→ **THE TASK**: Can you retype every record below exactly as written?

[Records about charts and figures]
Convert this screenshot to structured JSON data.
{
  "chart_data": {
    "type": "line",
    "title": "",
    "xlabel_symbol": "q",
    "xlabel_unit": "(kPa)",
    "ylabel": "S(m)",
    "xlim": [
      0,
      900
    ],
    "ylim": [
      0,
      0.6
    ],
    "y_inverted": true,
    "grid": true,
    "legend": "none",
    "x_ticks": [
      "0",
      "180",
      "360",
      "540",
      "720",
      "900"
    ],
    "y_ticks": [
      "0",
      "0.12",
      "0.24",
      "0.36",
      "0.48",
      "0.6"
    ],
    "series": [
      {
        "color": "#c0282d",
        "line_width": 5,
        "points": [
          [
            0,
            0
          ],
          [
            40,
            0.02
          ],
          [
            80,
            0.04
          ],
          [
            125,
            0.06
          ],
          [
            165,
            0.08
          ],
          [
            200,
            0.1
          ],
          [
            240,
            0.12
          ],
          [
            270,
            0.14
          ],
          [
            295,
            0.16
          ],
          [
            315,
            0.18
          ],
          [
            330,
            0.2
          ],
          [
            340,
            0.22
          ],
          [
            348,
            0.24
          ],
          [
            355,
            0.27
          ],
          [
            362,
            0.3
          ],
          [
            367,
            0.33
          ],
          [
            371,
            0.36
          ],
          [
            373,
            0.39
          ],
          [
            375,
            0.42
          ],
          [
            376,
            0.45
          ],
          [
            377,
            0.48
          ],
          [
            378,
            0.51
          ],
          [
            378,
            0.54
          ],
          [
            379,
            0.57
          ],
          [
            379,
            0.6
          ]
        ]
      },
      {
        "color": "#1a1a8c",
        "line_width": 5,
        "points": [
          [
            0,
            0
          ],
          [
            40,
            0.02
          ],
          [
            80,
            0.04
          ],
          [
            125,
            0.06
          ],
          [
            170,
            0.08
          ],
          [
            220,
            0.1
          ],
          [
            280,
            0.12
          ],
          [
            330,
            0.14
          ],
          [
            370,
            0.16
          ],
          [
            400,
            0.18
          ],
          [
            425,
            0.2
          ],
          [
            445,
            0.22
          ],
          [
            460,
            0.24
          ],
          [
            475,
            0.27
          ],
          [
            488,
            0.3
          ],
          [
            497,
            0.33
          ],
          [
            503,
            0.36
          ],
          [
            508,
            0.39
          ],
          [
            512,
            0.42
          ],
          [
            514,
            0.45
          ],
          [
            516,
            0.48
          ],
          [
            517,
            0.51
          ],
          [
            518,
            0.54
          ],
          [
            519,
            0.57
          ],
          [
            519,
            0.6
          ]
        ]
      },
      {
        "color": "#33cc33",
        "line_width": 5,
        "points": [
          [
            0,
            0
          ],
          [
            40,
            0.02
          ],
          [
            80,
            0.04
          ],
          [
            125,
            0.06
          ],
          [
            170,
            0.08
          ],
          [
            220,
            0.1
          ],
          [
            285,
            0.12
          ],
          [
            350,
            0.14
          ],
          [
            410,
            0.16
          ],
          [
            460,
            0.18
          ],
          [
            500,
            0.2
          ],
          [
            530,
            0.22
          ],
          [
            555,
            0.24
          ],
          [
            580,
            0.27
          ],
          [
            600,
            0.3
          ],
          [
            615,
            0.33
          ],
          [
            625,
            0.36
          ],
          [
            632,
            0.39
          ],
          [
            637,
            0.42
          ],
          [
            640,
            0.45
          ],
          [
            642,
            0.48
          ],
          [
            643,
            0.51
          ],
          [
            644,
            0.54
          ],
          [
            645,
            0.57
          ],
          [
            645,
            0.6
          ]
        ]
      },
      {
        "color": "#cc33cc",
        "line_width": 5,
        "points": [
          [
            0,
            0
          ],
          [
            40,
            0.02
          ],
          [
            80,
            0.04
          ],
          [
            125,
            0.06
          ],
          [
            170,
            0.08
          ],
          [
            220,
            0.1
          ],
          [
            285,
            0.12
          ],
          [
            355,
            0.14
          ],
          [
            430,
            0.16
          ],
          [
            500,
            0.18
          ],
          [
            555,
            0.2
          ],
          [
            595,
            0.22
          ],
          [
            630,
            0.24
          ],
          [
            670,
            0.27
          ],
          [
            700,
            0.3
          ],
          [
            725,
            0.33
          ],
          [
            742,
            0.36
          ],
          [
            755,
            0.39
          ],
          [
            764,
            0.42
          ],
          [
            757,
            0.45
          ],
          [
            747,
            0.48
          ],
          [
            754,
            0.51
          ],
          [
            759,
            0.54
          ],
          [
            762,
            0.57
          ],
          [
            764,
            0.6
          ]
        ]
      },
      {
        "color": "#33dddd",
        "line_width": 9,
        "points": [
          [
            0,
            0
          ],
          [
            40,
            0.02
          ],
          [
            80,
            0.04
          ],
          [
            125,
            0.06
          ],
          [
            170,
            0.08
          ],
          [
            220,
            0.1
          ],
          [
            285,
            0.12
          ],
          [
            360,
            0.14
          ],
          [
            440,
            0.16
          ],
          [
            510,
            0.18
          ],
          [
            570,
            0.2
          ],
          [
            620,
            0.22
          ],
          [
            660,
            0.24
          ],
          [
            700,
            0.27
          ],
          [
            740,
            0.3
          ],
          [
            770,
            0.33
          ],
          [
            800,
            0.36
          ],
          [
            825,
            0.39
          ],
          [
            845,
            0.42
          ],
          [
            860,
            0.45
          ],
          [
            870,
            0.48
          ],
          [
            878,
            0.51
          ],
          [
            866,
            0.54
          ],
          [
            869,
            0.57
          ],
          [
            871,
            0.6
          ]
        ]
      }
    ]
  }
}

→ **FINAL ANSWER**:
Convert this screenshot to structured JSON data.
{
  "chart_data": {
    "type": "line",
    "title": "",
    "xlabel_symbol": "q",
    "xlabel_unit": "(kPa)",
    "ylabel": "S(m)",
    "xlim": [
      0,
      900
    ],
    "ylim": [
      0,
      0.6
    ],
    "y_inverted": true,
    "grid": true,
    "legend": "none",
    "x_ticks": [
      "0",
      "180",
      "360",
      "540",
      "720",
      "900"
    ],
    "y_ticks": [
      "0",
      "0.12",
      "0.24",
      "0.36",
      "0.48",
      "0.6"
    ],
    "series": [
      {
        "color": "#c0282d",
        "line_width": 5,
        "points": [
          [
            0,
            0
          ],
          [
            40,
            0.02
          ],
          [
            80,
            0.04
          ],
          [
            125,
            0.06
          ],
          [
            165,
            0.08
          ],
          [
            200,
            0.1
          ],
          [
            240,
            0.12
          ],
          [
            270,
            0.14
          ],
          [
            295,
            0.16
          ],
          [
            315,
            0.18
          ],
          [
            330,
            0.2
          ],
          [
            340,
            0.22
          ],
          [
            348,
            0.24
          ],
          [
            355,
            0.27
          ],
          [
            362,
            0.3
          ],
          [
            367,
            0.33
          ],
          [
            371,
            0.36
          ],
          [
            373,
            0.39
          ],
          [
            375,
            0.42
          ],
          [
            376,
            0.45
          ],
          [
            377,
            0.48
          ],
          [
            378,
            0.51
          ],
          [
            378,
            0.54
          ],
          [
            379,
            0.57
          ],
          [
            379,
            0.6
          ]
        ]
      },
      {
        "color": "#1a1a8c",
        "line_width": 5,
        "points": [
          [
            0,
            0
          ],
          [
            40,
            0.02
          ],
          [
            80,
            0.04
          ],
          [
            125,
            0.06
          ],
          [
            170,
            0.08
          ],
          [
            220,
            0.1
          ],
          [
            280,
            0.12
          ],
          [
            330,
            0.14
          ],
          [
            370,
            0.16
          ],
          [
            400,
            0.18
          ],
          [
            425,
            0.2
          ],
          [
            445,
            0.22
          ],
          [
            460,
            0.24
          ],
          [
            475,
            0.27
          ],
          [
            488,
            0.3
          ],
          [
            497,
            0.33
          ],
          [
            503,
            0.36
          ],
          [
            508,
            0.39
          ],
          [
            512,
            0.42
          ],
          [
            514,
            0.45
          ],
          [
            516,
            0.48
          ],
          [
            517,
            0.51
          ],
          [
            518,
            0.54
          ],
          [
            519,
            0.57
          ],
          [
            519,
            0.6
          ]
        ]
      },
      {
        "color": "#33cc33",
        "line_width": 5,
        "points": [
          [
            0,
            0
          ],
          [
            40,
            0.02
          ],
          [
            80,
            0.04
          ],
          [
            125,
            0.06
          ],
          [
            170,
            0.08
          ],
          [
            220,
            0.1
          ],
          [
            285,
            0.12
          ],
          [
            350,
            0.14
          ],
          [
            410,
            0.16
          ],
          [
            460,
            0.18
          ],
          [
            500,
            0.2
          ],
          [
            530,
            0.22
          ],
          [
            555,
            0.24
          ],
          [
            580,
            0.27
          ],
          [
            600,
            0.3
          ],
          [
            615,
            0.33
          ],
          [
            625,
            0.36
          ],
          [
            632,
            0.39
          ],
          [
            637,
            0.42
          ],
          [
            640,
            0.45
          ],
          [
            642,
            0.48
          ],
          [
            643,
            0.51
          ],
          [
            644,
            0.54
          ],
          [
            645,
            0.57
          ],
          [
            645,
            0.6
          ]
        ]
      },
      {
        "color": "#cc33cc",
        "line_width": 5,
        "points": [
          [
            0,
            0
          ],
          [
            40,
            0.02
          ],
          [
            80,
            0.04
          ],
          [
            125,
            0.06
          ],
          [
            170,
            0.08
          ],
          [
            220,
            0.1
          ],
          [
            285,
            0.12
          ],
          [
            355,
            0.14
          ],
          [
            430,
            0.16
          ],
          [
            500,
            0.18
          ],
          [
            555,
            0.2
          ],
          [
            595,
            0.22
          ],
          [
            630,
            0.24
          ],
          [
            670,
            0.27
          ],
          [
            700,
            0.3
          ],
          [
            725,
            0.33
          ],
          [
            742,
            0.36
          ],
          [
            755,
            0.39
          ],
          [
            764,
            0.42
          ],
          [
            757,
            0.45
          ],
          [
            747,
            0.48
          ],
          [
            754,
            0.51
          ],
          [
            759,
            0.54
          ],
          [
            762,
            0.57
          ],
          [
            764,
            0.6
          ]
        ]
      },
      {
        "color": "#33dddd",
        "line_width": 9,
        "points": [
          [
            0,
            0
          ],
          [
            40,
            0.02
          ],
          [
            80,
            0.04
          ],
          [
            125,
            0.06
          ],
          [
            170,
            0.08
          ],
          [
            220,
            0.1
          ],
          [
            285,
            0.12
          ],
          [
            360,
            0.14
          ],
          [
            440,
            0.16
          ],
          [
            510,
            0.18
          ],
          [
            570,
            0.2
          ],
          [
            620,
            0.22
          ],
          [
            660,
            0.24
          ],
          [
            700,
            0.27
          ],
          [
            740,
            0.3
          ],
          [
            770,
            0.33
          ],
          [
            800,
            0.36
          ],
          [
            825,
            0.39
          ],
          [
            845,
            0.42
          ],
          [
            860,
            0.45
          ],
          [
            870,
            0.48
          ],
          [
            878,
            0.51
          ],
          [
            866,
            0.54
          ],
          [
            869,
            0.57
          ],
          [
            871,
            0.6
          ]
        ]
      }
    ]
  }
}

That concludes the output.